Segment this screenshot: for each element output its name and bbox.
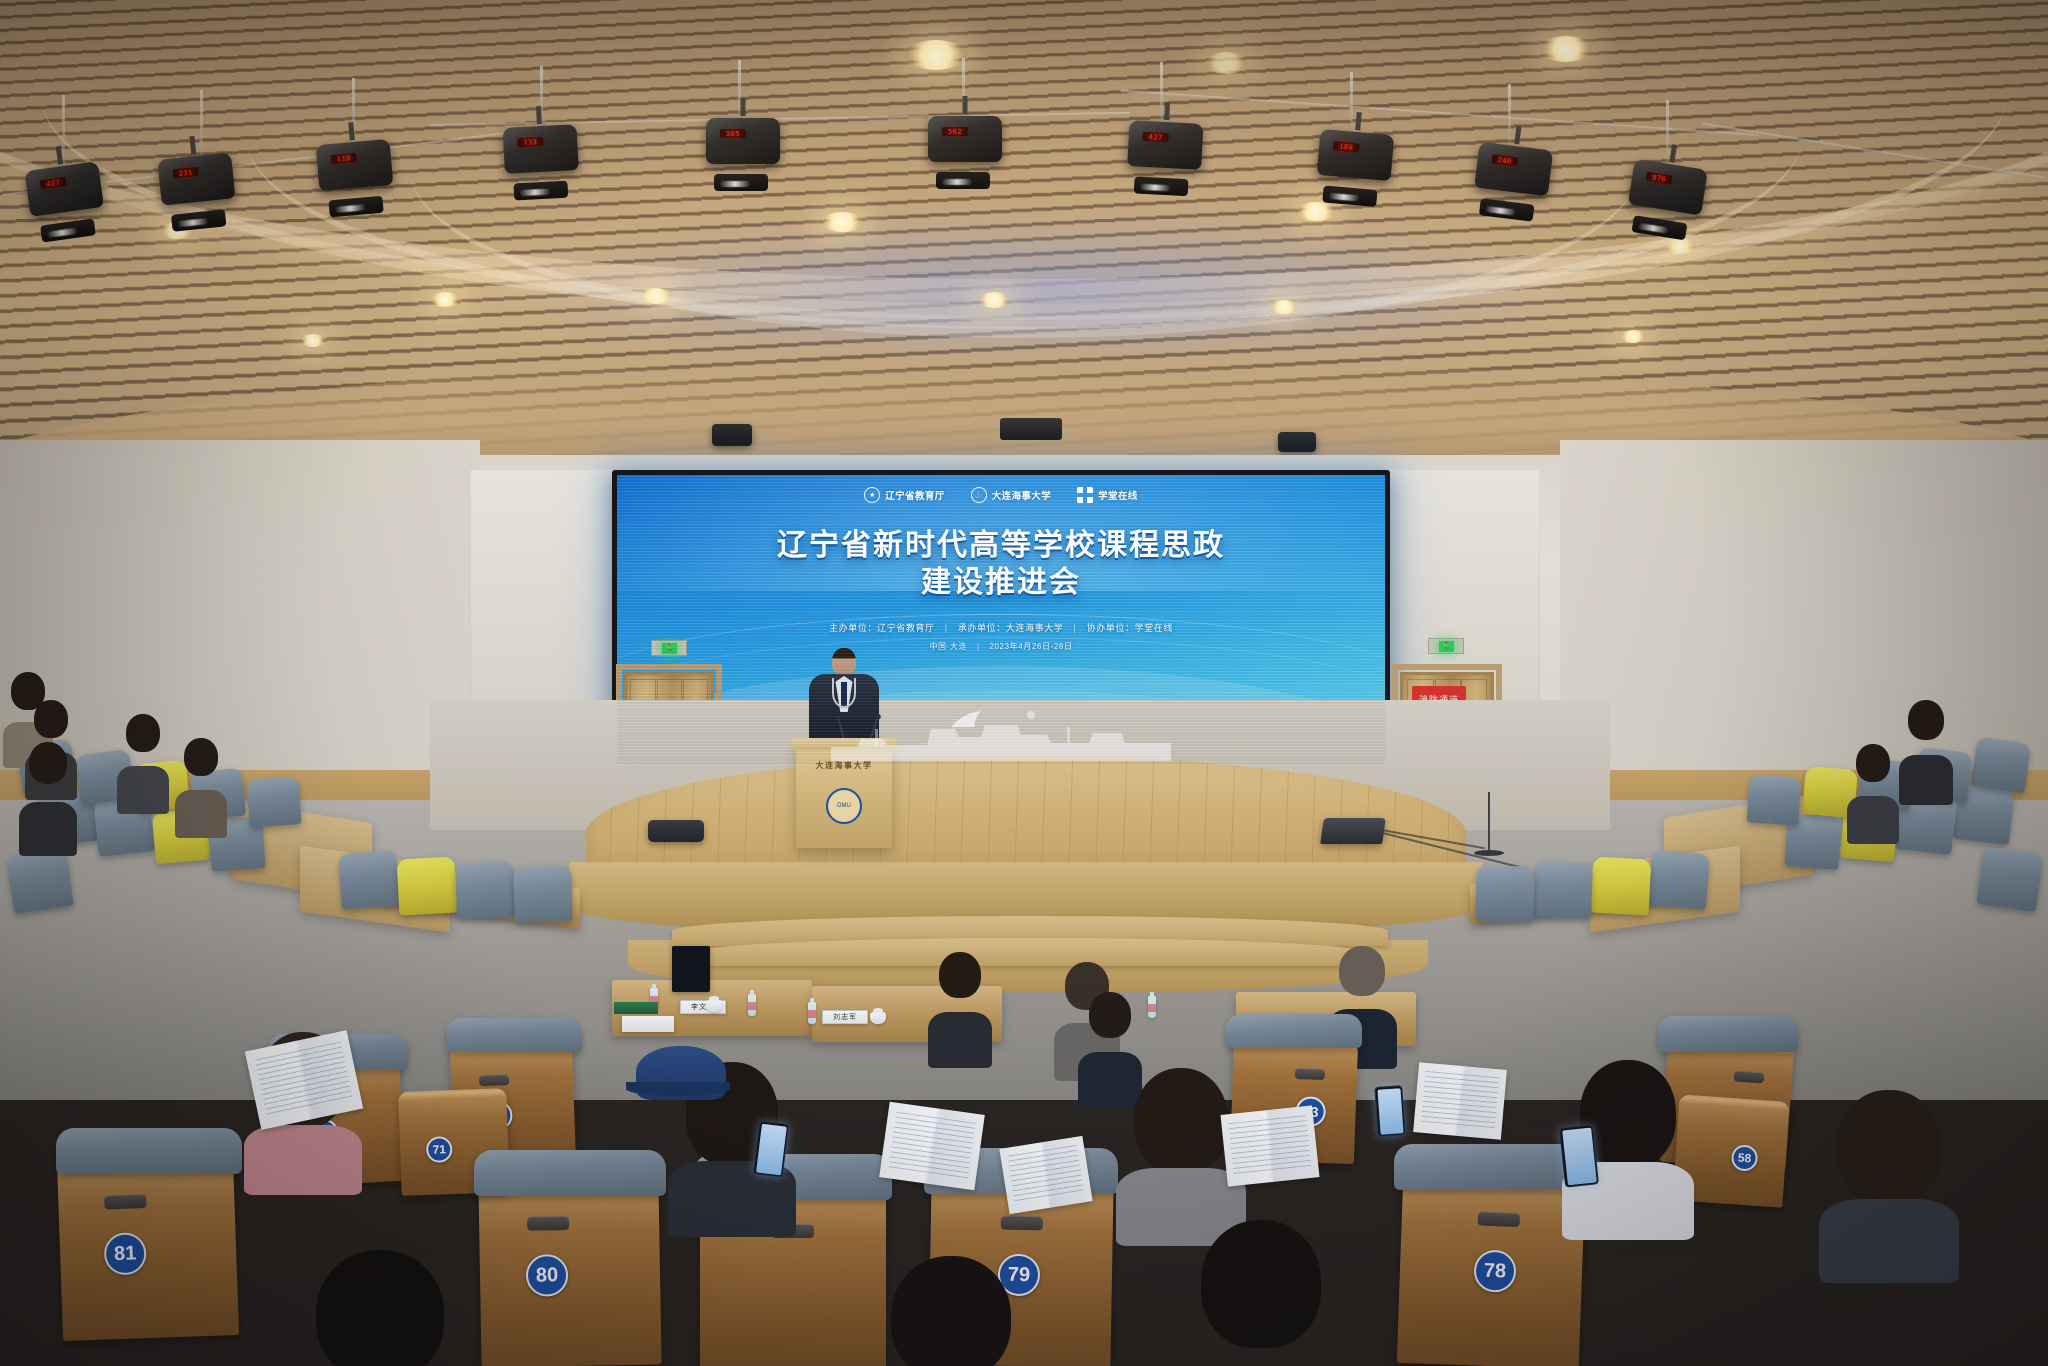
circular-seal-icon: ★ — [864, 487, 880, 503]
auditorium-seat[interactable] — [1533, 861, 1593, 919]
auditorium-seat[interactable] — [1648, 850, 1710, 910]
seat-handle[interactable] — [1295, 1068, 1325, 1080]
seat-handle[interactable] — [104, 1194, 146, 1209]
audience-person — [176, 738, 226, 822]
person-head — [1339, 946, 1385, 996]
smartphone[interactable] — [1559, 1124, 1599, 1187]
meta-separator: | — [977, 642, 980, 651]
cap-brim — [626, 1082, 730, 1096]
screen-logo-item: ★ 辽宁省教育厅 — [864, 487, 944, 503]
circular-seal-icon: ⚓ — [971, 487, 987, 503]
auditorium-seat[interactable] — [1976, 846, 2043, 912]
phone-screen — [1377, 1088, 1403, 1134]
meta-separator: | — [945, 623, 948, 633]
auditorium-seat[interactable] — [6, 848, 73, 914]
program-booklet[interactable] — [1413, 1062, 1507, 1139]
auditorium-seat[interactable] — [1746, 774, 1801, 826]
person-head — [1089, 992, 1131, 1038]
audience-person — [300, 1250, 460, 1366]
audience-person — [118, 714, 168, 798]
audience-person — [876, 1256, 1026, 1366]
person-head — [1837, 1090, 1941, 1204]
audience-person — [1824, 1090, 1954, 1266]
auditorium-seat-accent[interactable] — [1591, 857, 1652, 916]
screen-logo-item: 学堂在线 — [1077, 487, 1138, 503]
seat-handle[interactable] — [1734, 1070, 1765, 1083]
seat-cushion-top[interactable] — [1226, 1014, 1362, 1048]
screen-title-line1: 辽宁省新时代高等学校课程思政 — [777, 529, 1225, 562]
screen-logo-item: ⚓ 大连海事大学 — [971, 487, 1051, 503]
auditorium-photo: 427 231 118 733 305 — [0, 0, 2048, 1366]
seat-number-badge: 71 — [426, 1136, 453, 1163]
program-booklet[interactable] — [999, 1136, 1092, 1214]
person-body — [19, 802, 77, 856]
audience-person — [930, 952, 990, 1048]
meta-separator: | — [1074, 623, 1077, 633]
person-head — [34, 700, 68, 738]
screen-meta-row1: 主办单位：辽宁省教育厅 | 承办单位：大连海事大学 | 协办单位：学堂在线 — [617, 621, 1385, 634]
person-body — [244, 1125, 362, 1195]
phone-screen — [756, 1123, 787, 1175]
seat-handle[interactable] — [1001, 1216, 1043, 1231]
auditorium-seat-accent[interactable] — [397, 857, 458, 916]
person-head — [891, 1256, 1011, 1366]
seat-cushion-top[interactable] — [474, 1150, 666, 1196]
screen-meta: 主办单位：辽宁省教育厅 | 承办单位：大连海事大学 | 协办单位：学堂在线 中国… — [617, 621, 1385, 652]
booklet-text-lines — [255, 1041, 353, 1119]
seating-area: 68 77 63 59 81 80 — [0, 0, 2048, 1366]
smartphone[interactable] — [1374, 1085, 1405, 1137]
person-body — [1819, 1199, 1959, 1283]
person-body — [175, 790, 227, 838]
auditorium-seat[interactable] — [246, 776, 301, 828]
seat-number-badge: 80 — [526, 1254, 569, 1297]
auditorium-seat[interactable] — [1971, 736, 2031, 793]
screen-logo-label: 大连海事大学 — [992, 488, 1051, 502]
seat-back[interactable]: 80 — [478, 1178, 661, 1366]
seat-number-badge: 58 — [1731, 1144, 1759, 1172]
person-head — [316, 1250, 444, 1366]
screen-location: 中国·大连 — [929, 642, 967, 651]
person-head — [29, 742, 67, 784]
person-body — [928, 1012, 992, 1068]
program-booklet[interactable] — [1220, 1105, 1319, 1186]
auditorium-seat[interactable] — [455, 861, 515, 919]
seat-cushion-top[interactable] — [1658, 1016, 1798, 1052]
seat-back[interactable]: 78 — [1397, 1173, 1586, 1366]
screen-coorganizer-org: 协办单位：学堂在线 — [1087, 623, 1173, 633]
seat-back-rim — [400, 1090, 504, 1100]
screen-date: 2023年4月26日-28日 — [989, 642, 1072, 651]
person-head — [939, 952, 981, 998]
program-booklet[interactable] — [879, 1102, 985, 1191]
person-body — [1899, 755, 1953, 805]
auditorium-seat[interactable] — [1476, 865, 1535, 922]
seat-cushion-top[interactable] — [1394, 1144, 1588, 1190]
seat-cushion-top[interactable] — [446, 1018, 582, 1052]
screen-organizer-org: 承办单位：大连海事大学 — [958, 623, 1064, 633]
person-body — [117, 766, 169, 814]
audience-person — [1848, 744, 1898, 828]
phone-screen — [1562, 1127, 1597, 1185]
screen-logo-label: 学堂在线 — [1098, 488, 1138, 502]
screen-title-line2: 建设推进会 — [617, 564, 1385, 601]
screen-meta-row2: 中国·大连 | 2023年4月26日-28日 — [617, 641, 1385, 652]
person-body — [1847, 796, 1899, 844]
person-head — [1856, 744, 1890, 782]
screen-skyline-graphic — [831, 699, 1171, 761]
booklet-text-lines — [1421, 1071, 1499, 1130]
screen-title: 辽宁省新时代高等学校课程思政 建设推进会 — [617, 527, 1385, 601]
audience-person — [1900, 700, 1952, 788]
screen-logo-row: ★ 辽宁省教育厅 ⚓ 大连海事大学 学堂在线 — [617, 487, 1385, 503]
audience-person — [20, 742, 76, 838]
person-head — [184, 738, 218, 776]
seat-number-badge: 81 — [103, 1232, 146, 1275]
seat-number-badge: 78 — [1473, 1249, 1516, 1292]
auditorium-seat[interactable] — [514, 865, 573, 922]
screen-host-org: 主办单位：辽宁省教育厅 — [829, 623, 935, 633]
seat-handle[interactable] — [479, 1074, 509, 1086]
auditorium-seat[interactable] — [338, 850, 400, 910]
booklet-text-lines — [1007, 1145, 1085, 1206]
seat-handle[interactable] — [527, 1216, 569, 1231]
booklet-text-lines — [888, 1112, 976, 1180]
screen-logo-label: 辽宁省教育厅 — [885, 488, 944, 502]
audience-person — [1186, 1220, 1336, 1366]
seat-cushion-top[interactable] — [56, 1128, 242, 1174]
person-head — [1908, 700, 1944, 740]
four-square-icon — [1077, 487, 1093, 503]
person-head — [1134, 1068, 1228, 1174]
seat-back[interactable]: 81 — [57, 1155, 239, 1341]
person-head — [126, 714, 160, 752]
seat-handle[interactable] — [1478, 1212, 1520, 1227]
person-head — [1201, 1220, 1321, 1348]
booklet-text-lines — [1229, 1115, 1312, 1178]
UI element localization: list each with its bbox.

————————

Goal:
Set out every line of the records above as a numbered list, in their original order. Omit blank lines and leave the pictures out.

Answer to the task:
1. Segment this screenshot: for each element output its name and bbox.
2. circular-seal-icon: ★ — [864, 487, 880, 503]
3. auditorium-seat[interactable] — [1533, 861, 1593, 919]
4. auditorium-seat[interactable] — [1648, 850, 1710, 910]
5. seat-handle[interactable] — [1295, 1068, 1325, 1080]
6. seat-handle[interactable] — [104, 1194, 146, 1209]
7. audience-person — [176, 738, 226, 822]
8. person-head — [1339, 946, 1385, 996]
9. smartphone[interactable] — [1559, 1124, 1599, 1187]
10. meta-separator: | — [977, 642, 980, 651]
11. cap-brim — [626, 1082, 730, 1096]
12. screen-logo-item: ★ 辽宁省教育厅 — [864, 487, 944, 503]
13. circular-seal-icon: ⚓ — [971, 487, 987, 503]
14. auditorium-seat[interactable] — [1976, 846, 2043, 912]
15. phone-screen — [1377, 1088, 1403, 1134]
16. meta-separator: | — [945, 623, 948, 633]
17. auditorium-seat[interactable] — [6, 848, 73, 914]
18. program-booklet[interactable] — [1413, 1062, 1507, 1139]
19. auditorium-seat[interactable] — [1746, 774, 1801, 826]
20. person-head — [1089, 992, 1131, 1038]
21. audience-person — [300, 1250, 460, 1366]
22. audience-person — [118, 714, 168, 798]
23. audience-person — [876, 1256, 1026, 1366]
24. person-head — [1837, 1090, 1941, 1204]
25. audience-person — [1824, 1090, 1954, 1266]
26. auditorium-seat-accent[interactable] — [1591, 857, 1652, 916]
27. screen-logo-item: 学堂在线 — [1077, 487, 1138, 503]
28. seat-handle[interactable] — [1734, 1070, 1765, 1083]
29. seat-cushion-top[interactable] — [1226, 1014, 1362, 1048]
30. screen-title-line1: 辽宁省新时代高等学校课程思政 — [777, 529, 1225, 562]
31. screen-logo-item: ⚓ 大连海事大学 — [971, 487, 1051, 503]
32. auditorium-photo: 427 231 118 733 305 — [0, 0, 2048, 1366]
33. seat-number-badge: 71 — [426, 1136, 453, 1163]
34. program-booklet[interactable] — [999, 1136, 1092, 1214]
35. person-body — [19, 802, 77, 856]
36. audience-person — [930, 952, 990, 1048]
37. meta-separator: | — [1074, 623, 1077, 633]
38. person-head — [34, 700, 68, 738]
39. screen-meta-row1: 主办单位：辽宁省教育厅 | 承办单位：大连海事大学 | 协办单位：学堂在线 — [617, 621, 1385, 634]
40. person-body — [244, 1125, 362, 1195]
41. phone-screen — [756, 1123, 787, 1175]
42. seat-handle[interactable] — [1001, 1216, 1043, 1231]
43. auditorium-seat-accent[interactable] — [397, 857, 458, 916]
44. person-head — [891, 1256, 1011, 1366]
45. seat-cushion-top[interactable] — [474, 1150, 666, 1196]
46. screen-meta: 主办单位：辽宁省教育厅 | 承办单位：大连海事大学 | 协办单位：学堂在线 中国… — [617, 621, 1385, 652]
47. booklet-text-lines — [255, 1041, 353, 1119]
48. seating-area: 68 77 63 59 81 80 — [0, 0, 2048, 1366]
49. smartphone[interactable] — [1374, 1085, 1405, 1137]
50. person-body — [1819, 1199, 1959, 1283]
51. person-body — [175, 790, 227, 838]
52. auditorium-seat[interactable] — [246, 776, 301, 828]
53. seat-number-badge: 80 — [526, 1254, 569, 1297]
54. auditorium-seat[interactable] — [1971, 736, 2031, 793]
55. screen-logo-label: 大连海事大学 — [992, 488, 1051, 502]
56. seat-back[interactable]: 80 — [478, 1178, 661, 1366]
57. seat-number-badge: 58 — [1731, 1144, 1759, 1172]
58. person-head — [316, 1250, 444, 1366]
59. screen-location: 中国·大连 — [929, 642, 967, 651]
60. person-head — [29, 742, 67, 784]
61. person-body — [928, 1012, 992, 1068]
62. program-booklet[interactable] — [1220, 1105, 1319, 1186]
63. auditorium-seat[interactable] — [455, 861, 515, 919]
64. seat-cushion-top[interactable] — [1658, 1016, 1798, 1052]
65. seat-back[interactable]: 78 — [1397, 1173, 1586, 1366]
66. screen-coorganizer-org: 协办单位：学堂在线 — [1087, 623, 1173, 633]
67. seat-back-rim — [400, 1090, 504, 1100]
68. screen-date: 2023年4月26日-28日 — [989, 642, 1072, 651]
69. person-head — [939, 952, 981, 998]
70. program-booklet[interactable] — [879, 1102, 985, 1191]
71. person-body — [1899, 755, 1953, 805]
72. auditorium-seat[interactable] — [1476, 865, 1535, 922]
73. seat-cushion-top[interactable] — [1394, 1144, 1588, 1190]
74. seat-cushion-top[interactable] — [446, 1018, 582, 1052]
75. screen-organizer-org: 承办单位：大连海事大学 — [958, 623, 1064, 633]
76. person-body — [117, 766, 169, 814]
77. audience-person — [1848, 744, 1898, 828]
78. phone-screen — [1562, 1127, 1597, 1185]
79. screen-logo-label: 学堂在线 — [1098, 488, 1138, 502]
80. screen-title-line2: 建设推进会 — [617, 564, 1385, 601]
81. screen-meta-row2: 中国·大连 | 2023年4月26日-28日 — [617, 641, 1385, 652]
82. person-body — [1847, 796, 1899, 844]
83. person-head — [1856, 744, 1890, 782]
84. screen-skyline-graphic — [831, 699, 1171, 761]
85. booklet-text-lines — [1421, 1071, 1499, 1130]
86. screen-title: 辽宁省新时代高等学校课程思政 建设推进会 — [617, 527, 1385, 601]
87. audience-person — [1900, 700, 1952, 788]
88. screen-logo-row: ★ 辽宁省教育厅 ⚓ 大连海事大学 学堂在线 — [617, 487, 1385, 503]
89. audience-person — [20, 742, 76, 838]
90. person-head — [184, 738, 218, 776]
91. seat-number-badge: 81 — [103, 1232, 146, 1275]
92. seat-number-badge: 78 — [1473, 1249, 1516, 1292]
93. auditorium-seat[interactable] — [514, 865, 573, 922]
94. screen-host-org: 主办单位：辽宁省教育厅 — [829, 623, 935, 633]
95. seat-handle[interactable] — [479, 1074, 509, 1086]
96. auditorium-seat[interactable] — [338, 850, 400, 910]
97. booklet-text-lines — [1007, 1145, 1085, 1206]
98. seat-handle[interactable] — [527, 1216, 569, 1231]
99. booklet-text-lines — [888, 1112, 976, 1180]
100. screen-logo-label: 辽宁省教育厅 — [885, 488, 944, 502]
101. audience-person — [1186, 1220, 1336, 1366]
102. seat-cushion-top[interactable] — [56, 1128, 242, 1174]
103. person-head — [1908, 700, 1944, 740]
104. four-square-icon — [1077, 487, 1093, 503]
105. person-head — [1134, 1068, 1228, 1174]
106. seat-back[interactable]: 81 — [57, 1155, 239, 1341]
107. person-head — [126, 714, 160, 752]
108. seat-handle[interactable] — [1478, 1212, 1520, 1227]
109. person-head — [1201, 1220, 1321, 1348]
110. booklet-text-lines — [1229, 1115, 1312, 1178]
111. UI element localization: list each with its bbox.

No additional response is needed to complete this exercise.